Scan the lines below; pull out those with "SO₄²".

[Extracted data entries]
╔══

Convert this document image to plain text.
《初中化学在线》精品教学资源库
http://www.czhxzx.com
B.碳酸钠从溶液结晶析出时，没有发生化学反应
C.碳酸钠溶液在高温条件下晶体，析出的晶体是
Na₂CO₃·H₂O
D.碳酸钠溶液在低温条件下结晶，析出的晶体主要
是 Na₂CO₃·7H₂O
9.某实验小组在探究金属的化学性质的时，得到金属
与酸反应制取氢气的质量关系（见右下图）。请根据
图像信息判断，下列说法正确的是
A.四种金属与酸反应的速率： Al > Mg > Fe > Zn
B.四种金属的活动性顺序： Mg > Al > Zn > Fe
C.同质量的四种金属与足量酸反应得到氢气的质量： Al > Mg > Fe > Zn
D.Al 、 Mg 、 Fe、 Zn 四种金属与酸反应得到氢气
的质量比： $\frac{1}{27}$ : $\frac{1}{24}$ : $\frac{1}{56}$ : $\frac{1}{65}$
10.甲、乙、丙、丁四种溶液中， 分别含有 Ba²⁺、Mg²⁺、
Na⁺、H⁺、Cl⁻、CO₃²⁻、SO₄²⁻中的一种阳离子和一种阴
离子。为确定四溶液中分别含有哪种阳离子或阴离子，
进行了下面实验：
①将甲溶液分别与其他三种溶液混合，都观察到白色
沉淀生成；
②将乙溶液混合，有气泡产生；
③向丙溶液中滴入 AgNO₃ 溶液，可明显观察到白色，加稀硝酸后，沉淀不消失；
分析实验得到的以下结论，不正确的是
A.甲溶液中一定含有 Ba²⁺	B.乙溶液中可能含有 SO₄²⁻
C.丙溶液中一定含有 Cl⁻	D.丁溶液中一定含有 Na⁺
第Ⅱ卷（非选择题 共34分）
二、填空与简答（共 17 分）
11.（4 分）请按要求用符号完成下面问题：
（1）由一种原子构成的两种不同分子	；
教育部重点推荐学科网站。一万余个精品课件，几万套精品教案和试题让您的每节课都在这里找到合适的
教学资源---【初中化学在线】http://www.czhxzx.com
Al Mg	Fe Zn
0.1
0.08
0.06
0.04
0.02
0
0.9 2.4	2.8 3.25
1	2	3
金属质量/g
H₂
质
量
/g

╚══

— THE OUTPUT —
Na⁺、H⁺、Cl⁻、CO₃²⁻、SO₄²⁻中的一种阳离子和一种阴
A.甲溶液中一定含有 Ba²⁺	B.乙溶液中可能含有 SO₄²⁻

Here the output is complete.